▶ **A run of records**:

<<<<

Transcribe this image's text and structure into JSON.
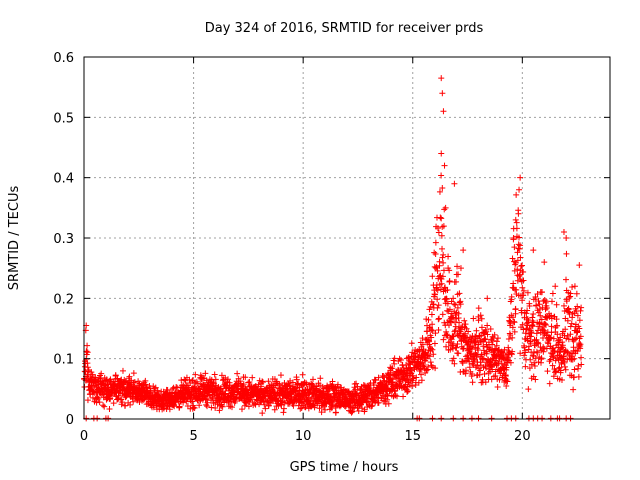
{
  "chart_data": {
    "type": "scatter",
    "title": "Day 324 of 2016, SRMTID for receiver prds",
    "xlabel": "GPS time / hours",
    "ylabel": "SRMTID / TECUs",
    "xlim": [
      0,
      24
    ],
    "ylim": [
      0,
      0.6
    ],
    "x_ticks": [
      0,
      5,
      10,
      15,
      20
    ],
    "x_tick_labels": [
      "0",
      "5",
      "10",
      "15",
      "20"
    ],
    "y_ticks": [
      0,
      0.1,
      0.2,
      0.3,
      0.4,
      0.5,
      0.6
    ],
    "y_tick_labels": [
      "0",
      "0.1",
      "0.2",
      "0.3",
      "0.4",
      "0.5",
      "0.6"
    ],
    "grid": true,
    "marker": "+",
    "series": [
      {
        "name": "SRMTID",
        "color": "#ff0000",
        "envelope": {
          "x": [
            0.0,
            0.1,
            0.2,
            0.5,
            1.0,
            2.0,
            3.0,
            3.5,
            4.0,
            5.0,
            5.5,
            6.0,
            7.0,
            8.0,
            9.0,
            9.8,
            10.5,
            11.0,
            11.5,
            12.0,
            12.5,
            13.0,
            13.5,
            14.0,
            14.5,
            15.0,
            15.5,
            15.9,
            16.1,
            16.3,
            16.5,
            16.8,
            17.0,
            17.3,
            17.6,
            18.0,
            18.3,
            18.7,
            19.0,
            19.3,
            19.6,
            19.8,
            20.0,
            20.3,
            20.6,
            21.0,
            21.4,
            21.8,
            22.0,
            22.3,
            22.6
          ],
          "center": [
            0.05,
            0.11,
            0.06,
            0.05,
            0.045,
            0.05,
            0.04,
            0.03,
            0.035,
            0.045,
            0.05,
            0.045,
            0.045,
            0.04,
            0.04,
            0.045,
            0.04,
            0.035,
            0.04,
            0.03,
            0.035,
            0.04,
            0.05,
            0.06,
            0.07,
            0.085,
            0.1,
            0.16,
            0.25,
            0.3,
            0.2,
            0.15,
            0.17,
            0.13,
            0.11,
            0.12,
            0.11,
            0.1,
            0.09,
            0.08,
            0.2,
            0.28,
            0.18,
            0.13,
            0.14,
            0.16,
            0.13,
            0.1,
            0.17,
            0.14,
            0.13
          ],
          "spread": [
            0.02,
            0.04,
            0.02,
            0.02,
            0.02,
            0.02,
            0.015,
            0.012,
            0.015,
            0.02,
            0.02,
            0.02,
            0.02,
            0.018,
            0.02,
            0.02,
            0.02,
            0.018,
            0.02,
            0.015,
            0.018,
            0.02,
            0.02,
            0.025,
            0.025,
            0.03,
            0.03,
            0.06,
            0.12,
            0.13,
            0.08,
            0.06,
            0.08,
            0.05,
            0.04,
            0.04,
            0.04,
            0.03,
            0.03,
            0.025,
            0.08,
            0.1,
            0.08,
            0.05,
            0.06,
            0.06,
            0.05,
            0.04,
            0.08,
            0.06,
            0.05
          ]
        },
        "points_per_hour": 120,
        "x_range": [
          0.0,
          22.7
        ],
        "peaks": [
          {
            "x": 0.1,
            "y": 0.155
          },
          {
            "x": 16.3,
            "y": 0.565
          },
          {
            "x": 16.35,
            "y": 0.54
          },
          {
            "x": 16.4,
            "y": 0.51
          },
          {
            "x": 16.3,
            "y": 0.44
          },
          {
            "x": 16.45,
            "y": 0.42
          },
          {
            "x": 16.5,
            "y": 0.35
          },
          {
            "x": 16.9,
            "y": 0.39
          },
          {
            "x": 17.3,
            "y": 0.28
          },
          {
            "x": 17.2,
            "y": 0.25
          },
          {
            "x": 18.4,
            "y": 0.2
          },
          {
            "x": 19.9,
            "y": 0.4
          },
          {
            "x": 19.85,
            "y": 0.38
          },
          {
            "x": 19.7,
            "y": 0.33
          },
          {
            "x": 19.6,
            "y": 0.3
          },
          {
            "x": 20.5,
            "y": 0.28
          },
          {
            "x": 21.0,
            "y": 0.26
          },
          {
            "x": 21.9,
            "y": 0.31
          },
          {
            "x": 22.0,
            "y": 0.3
          },
          {
            "x": 22.6,
            "y": 0.255
          },
          {
            "x": 22.4,
            "y": 0.22
          },
          {
            "x": 21.5,
            "y": 0.22
          }
        ],
        "zero_points": [
          0.1,
          0.45,
          0.6,
          1.0,
          1.1,
          15.2,
          15.3,
          15.9,
          16.3,
          16.85,
          17.3,
          17.7,
          18.0,
          18.6,
          19.3,
          19.5,
          19.7,
          20.3,
          20.5,
          20.7,
          20.9,
          21.3,
          21.6,
          21.7,
          22.0,
          22.2
        ]
      }
    ]
  }
}
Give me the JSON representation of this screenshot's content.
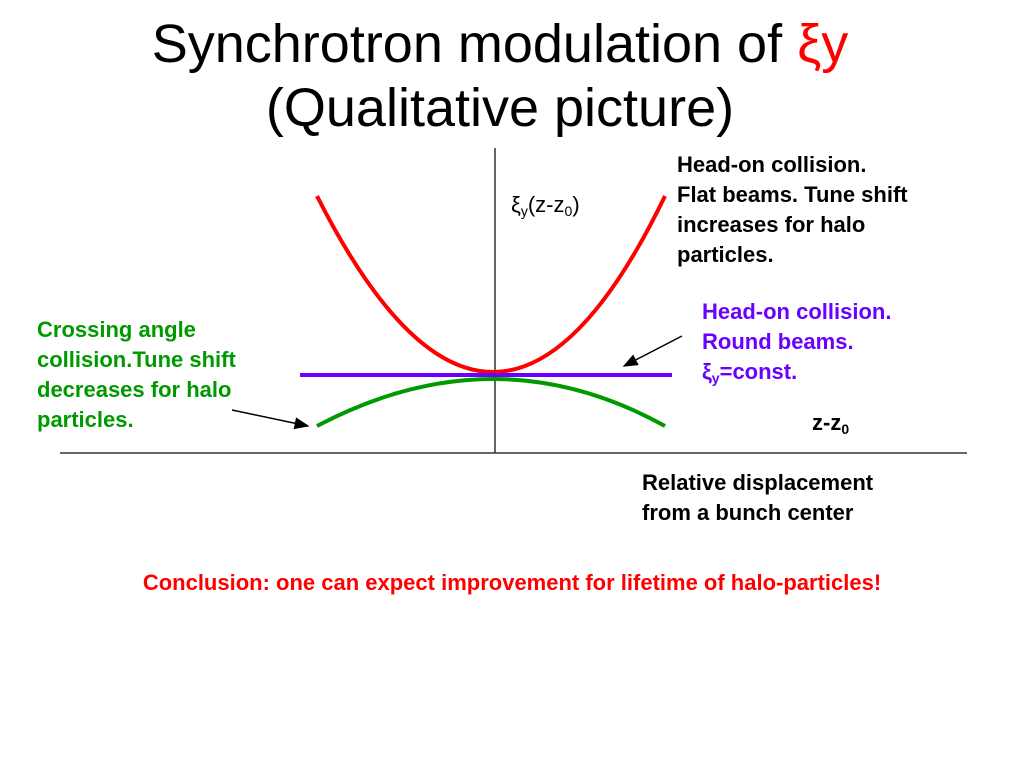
{
  "title": {
    "line1_prefix": "Synchrotron modulation of ",
    "line1_symbol": "ξy",
    "line2": "(Qualitative picture)"
  },
  "axes": {
    "y_label": {
      "symbol": "ξ",
      "sub1": "y",
      "mid": "(z-z",
      "sub2": "0",
      "end": ")"
    },
    "x_label": {
      "main": "z-z",
      "sub": "0"
    }
  },
  "labels": {
    "flat": [
      "Head-on collision.",
      "Flat beams. Tune shift",
      "increases for halo",
      "particles."
    ],
    "round": {
      "line1": "Head-on collision.",
      "line2": "Round beams.",
      "line3_symbol": "ξ",
      "line3_sub": "y",
      "line3_rest": "=const."
    },
    "crossing": [
      "Crossing angle",
      "collision.Tune shift",
      "decreases for halo",
      "particles."
    ],
    "relative": [
      "Relative displacement",
      "from a bunch center"
    ]
  },
  "conclusion": "Conclusion: one can expect improvement for lifetime of halo-particles!",
  "colors": {
    "red": "#ff0000",
    "purple": "#6a00ff",
    "green": "#009900",
    "axis": "#333333"
  }
}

>>>>

▶ **Work to complete**: Set down all the entries exactly as they appear, but skip any pictures.

▶ **Answer to this task**:
Transcribe this image's text and structure into JSON.
{
  "chart_data": {
    "type": "scatter",
    "title": "Day 324 of 2016, SRMTID for receiver prds",
    "xlabel": "GPS time / hours",
    "ylabel": "SRMTID / TECUs",
    "xlim": [
      0,
      24
    ],
    "ylim": [
      0,
      0.6
    ],
    "x_ticks": [
      0,
      5,
      10,
      15,
      20
    ],
    "x_tick_labels": [
      "0",
      "5",
      "10",
      "15",
      "20"
    ],
    "y_ticks": [
      0,
      0.1,
      0.2,
      0.3,
      0.4,
      0.5,
      0.6
    ],
    "y_tick_labels": [
      "0",
      "0.1",
      "0.2",
      "0.3",
      "0.4",
      "0.5",
      "0.6"
    ],
    "grid": true,
    "marker": "+",
    "series": [
      {
        "name": "SRMTID",
        "color": "#ff0000",
        "envelope": {
          "x": [
            0.0,
            0.1,
            0.2,
            0.5,
            1.0,
            2.0,
            3.0,
            3.5,
            4.0,
            5.0,
            5.5,
            6.0,
            7.0,
            8.0,
            9.0,
            9.8,
            10.5,
            11.0,
            11.5,
            12.0,
            12.5,
            13.0,
            13.5,
            14.0,
            14.5,
            15.0,
            15.5,
            15.9,
            16.1,
            16.3,
            16.5,
            16.8,
            17.0,
            17.3,
            17.6,
            18.0,
            18.3,
            18.7,
            19.0,
            19.3,
            19.6,
            19.8,
            20.0,
            20.3,
            20.6,
            21.0,
            21.4,
            21.8,
            22.0,
            22.3,
            22.6
          ],
          "center": [
            0.05,
            0.11,
            0.06,
            0.05,
            0.045,
            0.05,
            0.04,
            0.03,
            0.035,
            0.045,
            0.05,
            0.045,
            0.045,
            0.04,
            0.04,
            0.045,
            0.04,
            0.035,
            0.04,
            0.03,
            0.035,
            0.04,
            0.05,
            0.06,
            0.07,
            0.085,
            0.1,
            0.16,
            0.25,
            0.3,
            0.2,
            0.15,
            0.17,
            0.13,
            0.11,
            0.12,
            0.11,
            0.1,
            0.09,
            0.08,
            0.2,
            0.28,
            0.18,
            0.13,
            0.14,
            0.16,
            0.13,
            0.1,
            0.17,
            0.14,
            0.13
          ],
          "spread": [
            0.02,
            0.04,
            0.02,
            0.02,
            0.02,
            0.02,
            0.015,
            0.012,
            0.015,
            0.02,
            0.02,
            0.02,
            0.02,
            0.018,
            0.02,
            0.02,
            0.02,
            0.018,
            0.02,
            0.015,
            0.018,
            0.02,
            0.02,
            0.025,
            0.025,
            0.03,
            0.03,
            0.06,
            0.12,
            0.13,
            0.08,
            0.06,
            0.08,
            0.05,
            0.04,
            0.04,
            0.04,
            0.03,
            0.03,
            0.025,
            0.08,
            0.1,
            0.08,
            0.05,
            0.06,
            0.06,
            0.05,
            0.04,
            0.08,
            0.06,
            0.05
          ]
        },
        "points_per_hour": 120,
        "x_range": [
          0.0,
          22.7
        ],
        "peaks": [
          {
            "x": 0.1,
            "y": 0.155
          },
          {
            "x": 16.3,
            "y": 0.565
          },
          {
            "x": 16.35,
            "y": 0.54
          },
          {
            "x": 16.4,
            "y": 0.51
          },
          {
            "x": 16.3,
            "y": 0.44
          },
          {
            "x": 16.45,
            "y": 0.42
          },
          {
            "x": 16.5,
            "y": 0.35
          },
          {
            "x": 16.9,
            "y": 0.39
          },
          {
            "x": 17.3,
            "y": 0.28
          },
          {
            "x": 17.2,
            "y": 0.25
          },
          {
            "x": 18.4,
            "y": 0.2
          },
          {
            "x": 19.9,
            "y": 0.4
          },
          {
            "x": 19.85,
            "y": 0.38
          },
          {
            "x": 19.7,
            "y": 0.33
          },
          {
            "x": 19.6,
            "y": 0.3
          },
          {
            "x": 20.5,
            "y": 0.28
          },
          {
            "x": 21.0,
            "y": 0.26
          },
          {
            "x": 21.9,
            "y": 0.31
          },
          {
            "x": 22.0,
            "y": 0.3
          },
          {
            "x": 22.6,
            "y": 0.255
          },
          {
            "x": 22.4,
            "y": 0.22
          },
          {
            "x": 21.5,
            "y": 0.22
          }
        ],
        "zero_points": [
          0.1,
          0.45,
          0.6,
          1.0,
          1.1,
          15.2,
          15.3,
          15.9,
          16.3,
          16.85,
          17.3,
          17.7,
          18.0,
          18.6,
          19.3,
          19.5,
          19.7,
          20.3,
          20.5,
          20.7,
          20.9,
          21.3,
          21.6,
          21.7,
          22.0,
          22.2
        ]
      }
    ]
  }
}
Give me the JSON representation of this screenshot's content.
{
  "title": {
    "line1_prefix": "Synchrotron modulation of ",
    "line1_symbol": "ξy",
    "line2": "(Qualitative picture)"
  },
  "axes": {
    "y_label": {
      "symbol": "ξ",
      "sub1": "y",
      "mid": "(z-z",
      "sub2": "0",
      "end": ")"
    },
    "x_label": {
      "main": "z-z",
      "sub": "0"
    }
  },
  "labels": {
    "flat": [
      "Head-on collision.",
      "Flat beams. Tune shift",
      "increases for halo",
      "particles."
    ],
    "round": {
      "line1": "Head-on collision.",
      "line2": "Round beams.",
      "line3_symbol": "ξ",
      "line3_sub": "y",
      "line3_rest": "=const."
    },
    "crossing": [
      "Crossing angle",
      "collision.Tune shift",
      "decreases for halo",
      "particles."
    ],
    "relative": [
      "Relative displacement",
      "from a bunch center"
    ]
  },
  "conclusion": "Conclusion: one can expect improvement for lifetime of halo-particles!",
  "colors": {
    "red": "#ff0000",
    "purple": "#6a00ff",
    "green": "#009900",
    "axis": "#333333"
  }
}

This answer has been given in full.